(Dataset excerpt)

=-=-=-=-=

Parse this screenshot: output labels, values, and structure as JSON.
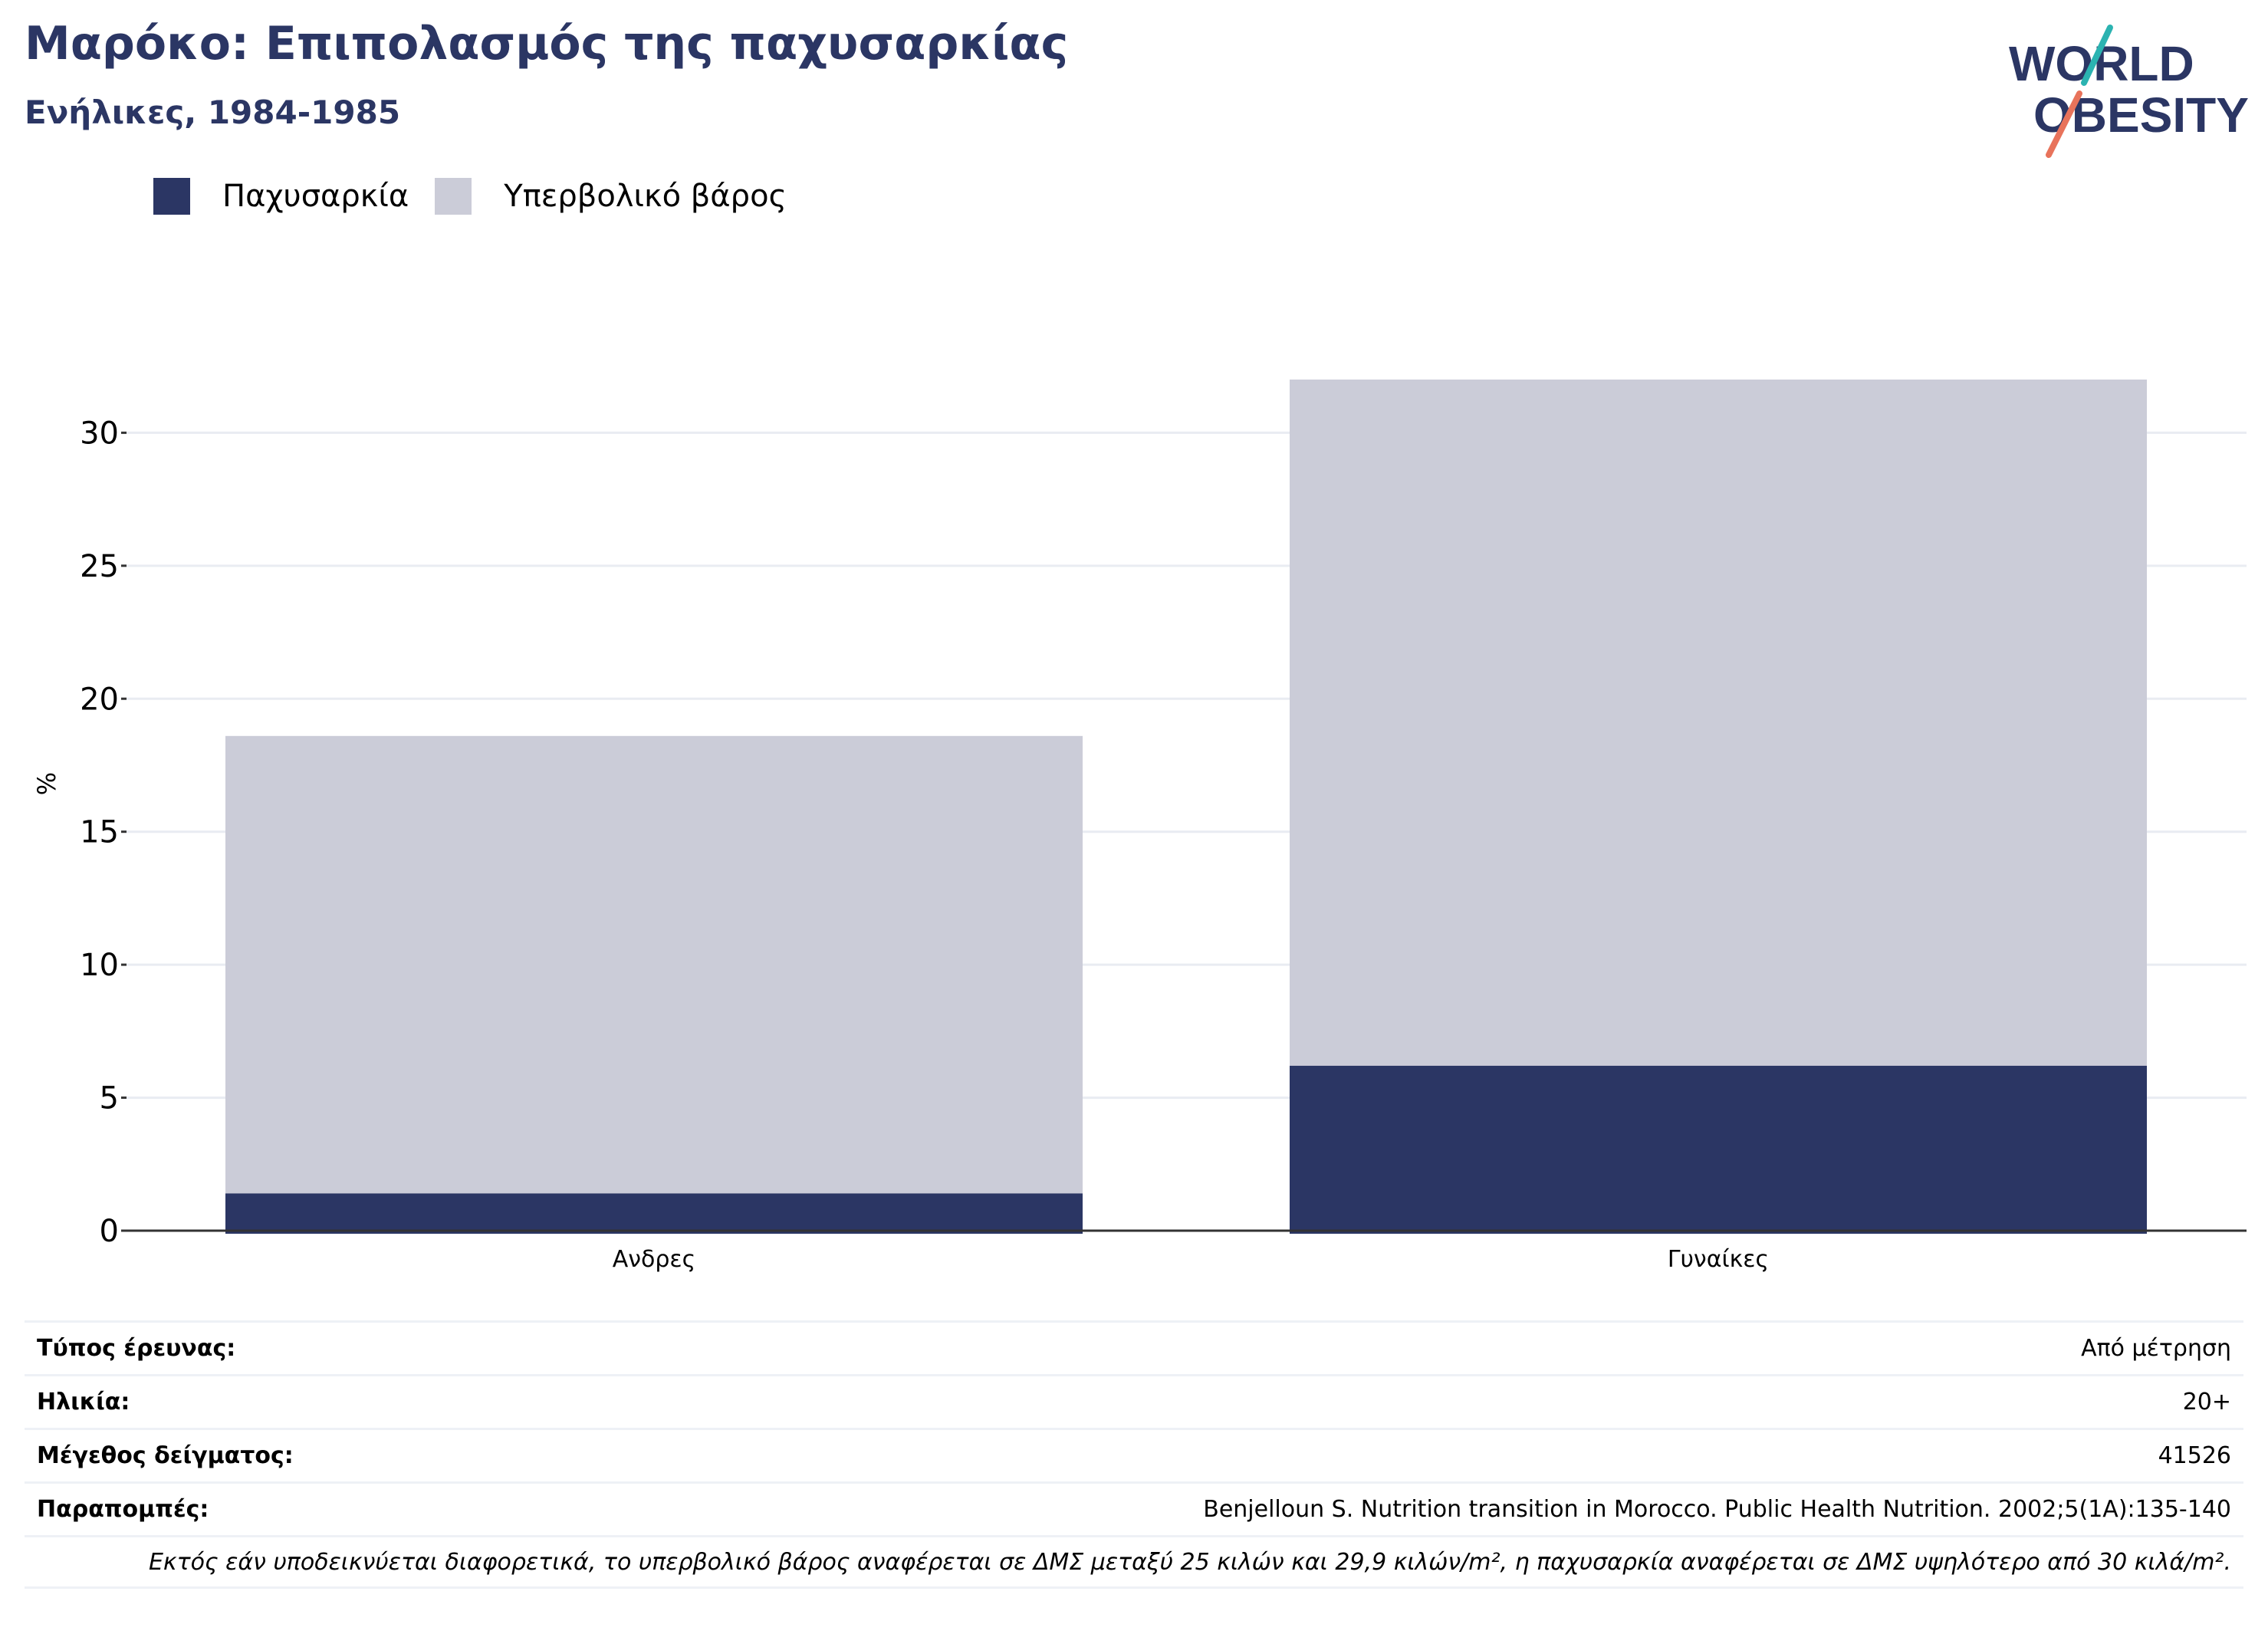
{
  "header": {
    "title": "Μαρόκο: Επιπολασμός της παχυσαρκίας",
    "subtitle": "Ενήλικες, 1984-1985"
  },
  "logo": {
    "line1": "WORLD",
    "line2": "OBESITY"
  },
  "colors": {
    "obesity": "#2b3664",
    "overweight": "#cbccd8",
    "title": "#2b3664",
    "logo_teal": "#2bb3b1",
    "logo_red": "#e8735b",
    "gridline": "#e9ecf2",
    "axis": "#333333"
  },
  "legend": [
    {
      "label": "Παχυσαρκία",
      "color": "#2b3664"
    },
    {
      "label": "Υπερβολικό βάρος",
      "color": "#cbccd8"
    }
  ],
  "chart_data": {
    "type": "bar",
    "stacked": true,
    "categories": [
      "Ανδρες",
      "Γυναίκες"
    ],
    "series": [
      {
        "name": "Παχυσαρκία",
        "values": [
          1.4,
          6.2
        ]
      },
      {
        "name": "Υπερβολικό βάρος",
        "values": [
          17.2,
          25.8
        ]
      }
    ],
    "ylabel": "%",
    "ylim": [
      0,
      32
    ],
    "yticks": [
      0,
      5,
      10,
      15,
      20,
      25,
      30
    ],
    "grid": true
  },
  "metadata": {
    "rows": [
      {
        "key": "Τύπος έρευνας:",
        "value": "Από μέτρηση"
      },
      {
        "key": "Ηλικία:",
        "value": "20+"
      },
      {
        "key": "Μέγεθος δείγματος:",
        "value": "41526"
      },
      {
        "key": "Παραπομπές:",
        "value": "Benjelloun S. Nutrition transition in Morocco. Public Health Nutrition. 2002;5(1A):135-140"
      }
    ],
    "note": "Εκτός εάν υποδεικνύεται διαφορετικά, το υπερβολικό βάρος αναφέρεται σε ΔΜΣ μεταξύ 25 κιλών και 29,9 κιλών/m², η παχυσαρκία αναφέρεται σε ΔΜΣ υψηλότερο από 30 κιλά/m²."
  }
}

=-=-=-=-=

STATED PROBLEM — Please write out all of the material above without changing a word, and omit any pictures.

OUTPUT BELOW —
Parse this screenshot: output labels, values, and structure as JSON.
{
  "header": {
    "title": "Μαρόκο: Επιπολασμός της παχυσαρκίας",
    "subtitle": "Ενήλικες, 1984-1985"
  },
  "logo": {
    "line1": "WORLD",
    "line2": "OBESITY"
  },
  "colors": {
    "obesity": "#2b3664",
    "overweight": "#cbccd8",
    "title": "#2b3664",
    "logo_teal": "#2bb3b1",
    "logo_red": "#e8735b",
    "gridline": "#e9ecf2",
    "axis": "#333333"
  },
  "legend": [
    {
      "label": "Παχυσαρκία",
      "color": "#2b3664"
    },
    {
      "label": "Υπερβολικό βάρος",
      "color": "#cbccd8"
    }
  ],
  "chart_data": {
    "type": "bar",
    "stacked": true,
    "categories": [
      "Ανδρες",
      "Γυναίκες"
    ],
    "series": [
      {
        "name": "Παχυσαρκία",
        "values": [
          1.4,
          6.2
        ]
      },
      {
        "name": "Υπερβολικό βάρος",
        "values": [
          17.2,
          25.8
        ]
      }
    ],
    "ylabel": "%",
    "ylim": [
      0,
      32
    ],
    "yticks": [
      0,
      5,
      10,
      15,
      20,
      25,
      30
    ],
    "grid": true
  },
  "metadata": {
    "rows": [
      {
        "key": "Τύπος έρευνας:",
        "value": "Από μέτρηση"
      },
      {
        "key": "Ηλικία:",
        "value": "20+"
      },
      {
        "key": "Μέγεθος δείγματος:",
        "value": "41526"
      },
      {
        "key": "Παραπομπές:",
        "value": "Benjelloun S. Nutrition transition in Morocco. Public Health Nutrition. 2002;5(1A):135-140"
      }
    ],
    "note": "Εκτός εάν υποδεικνύεται διαφορετικά, το υπερβολικό βάρος αναφέρεται σε ΔΜΣ μεταξύ 25 κιλών και 29,9 κιλών/m², η παχυσαρκία αναφέρεται σε ΔΜΣ υψηλότερο από 30 κιλά/m²."
  }
}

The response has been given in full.